Collected data entries
_ _ _ _ _ _ _

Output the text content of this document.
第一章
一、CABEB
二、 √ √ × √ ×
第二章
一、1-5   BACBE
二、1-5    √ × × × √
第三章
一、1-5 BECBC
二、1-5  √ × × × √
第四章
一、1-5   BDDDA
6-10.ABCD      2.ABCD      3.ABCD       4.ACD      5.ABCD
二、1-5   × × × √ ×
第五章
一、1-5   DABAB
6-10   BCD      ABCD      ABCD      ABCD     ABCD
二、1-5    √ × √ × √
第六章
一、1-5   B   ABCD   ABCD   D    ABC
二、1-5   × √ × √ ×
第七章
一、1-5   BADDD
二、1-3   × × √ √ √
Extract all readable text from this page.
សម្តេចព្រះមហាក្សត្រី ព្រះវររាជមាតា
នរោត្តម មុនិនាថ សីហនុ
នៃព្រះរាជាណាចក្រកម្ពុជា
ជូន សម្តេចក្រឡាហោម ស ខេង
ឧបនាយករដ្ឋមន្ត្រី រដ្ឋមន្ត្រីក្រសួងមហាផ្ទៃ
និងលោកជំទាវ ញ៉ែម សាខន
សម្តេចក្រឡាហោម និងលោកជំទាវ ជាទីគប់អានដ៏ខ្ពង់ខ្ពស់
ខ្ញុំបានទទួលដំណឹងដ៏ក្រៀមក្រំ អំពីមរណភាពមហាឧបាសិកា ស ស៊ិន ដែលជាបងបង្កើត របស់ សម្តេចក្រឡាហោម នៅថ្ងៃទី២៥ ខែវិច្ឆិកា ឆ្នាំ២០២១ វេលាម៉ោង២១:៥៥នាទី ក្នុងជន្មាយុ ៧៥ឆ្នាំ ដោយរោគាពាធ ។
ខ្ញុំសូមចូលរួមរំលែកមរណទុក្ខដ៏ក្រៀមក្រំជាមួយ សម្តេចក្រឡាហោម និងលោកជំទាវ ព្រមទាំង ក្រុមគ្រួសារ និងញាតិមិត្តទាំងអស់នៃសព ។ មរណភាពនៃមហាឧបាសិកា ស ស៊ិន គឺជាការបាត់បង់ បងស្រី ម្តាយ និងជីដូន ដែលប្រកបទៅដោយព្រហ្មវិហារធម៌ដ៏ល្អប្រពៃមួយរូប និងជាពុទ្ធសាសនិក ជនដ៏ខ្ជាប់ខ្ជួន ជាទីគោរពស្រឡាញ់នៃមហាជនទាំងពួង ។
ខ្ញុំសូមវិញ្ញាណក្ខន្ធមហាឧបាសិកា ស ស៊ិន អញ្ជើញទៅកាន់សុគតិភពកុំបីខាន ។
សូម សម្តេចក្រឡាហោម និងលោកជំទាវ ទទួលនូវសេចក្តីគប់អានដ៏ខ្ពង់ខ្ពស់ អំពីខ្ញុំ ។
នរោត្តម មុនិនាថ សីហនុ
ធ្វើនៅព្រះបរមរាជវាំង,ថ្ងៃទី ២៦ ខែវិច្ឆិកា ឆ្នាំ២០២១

_ _ _ _ _ _ _

Work instructions
Show every line where the string "text" appears.

Expected answer
Output the text content of this document.
Extract all readable text from this page.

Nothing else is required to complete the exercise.